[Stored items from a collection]
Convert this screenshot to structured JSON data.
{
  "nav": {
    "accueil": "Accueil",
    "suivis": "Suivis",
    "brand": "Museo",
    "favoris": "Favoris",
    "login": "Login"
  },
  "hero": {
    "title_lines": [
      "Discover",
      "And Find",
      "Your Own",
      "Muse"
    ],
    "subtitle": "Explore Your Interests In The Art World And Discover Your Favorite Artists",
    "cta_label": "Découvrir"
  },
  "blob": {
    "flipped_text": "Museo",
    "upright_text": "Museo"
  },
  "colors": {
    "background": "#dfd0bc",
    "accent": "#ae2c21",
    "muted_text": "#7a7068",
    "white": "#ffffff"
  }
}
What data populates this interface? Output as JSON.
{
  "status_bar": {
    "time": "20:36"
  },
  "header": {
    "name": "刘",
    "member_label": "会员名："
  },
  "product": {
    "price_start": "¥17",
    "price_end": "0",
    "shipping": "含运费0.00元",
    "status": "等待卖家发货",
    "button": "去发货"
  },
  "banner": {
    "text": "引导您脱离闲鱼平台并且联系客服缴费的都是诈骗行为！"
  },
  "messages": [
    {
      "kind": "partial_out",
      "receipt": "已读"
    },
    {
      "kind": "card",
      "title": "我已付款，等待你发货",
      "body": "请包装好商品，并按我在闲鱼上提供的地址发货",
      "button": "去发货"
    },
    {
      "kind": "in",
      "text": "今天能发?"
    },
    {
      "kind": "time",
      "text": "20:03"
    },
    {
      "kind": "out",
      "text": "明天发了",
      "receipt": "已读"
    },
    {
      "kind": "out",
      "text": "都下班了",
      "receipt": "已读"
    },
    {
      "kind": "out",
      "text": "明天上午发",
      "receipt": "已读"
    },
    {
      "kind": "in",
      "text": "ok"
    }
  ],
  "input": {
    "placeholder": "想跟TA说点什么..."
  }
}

**Objective:** Return all the lines that contain the string "Discover".

**The reply:**
      "Discover",
    "subtitle": "Explore Your Interests In The Art World And Discover Your Favorite Artists",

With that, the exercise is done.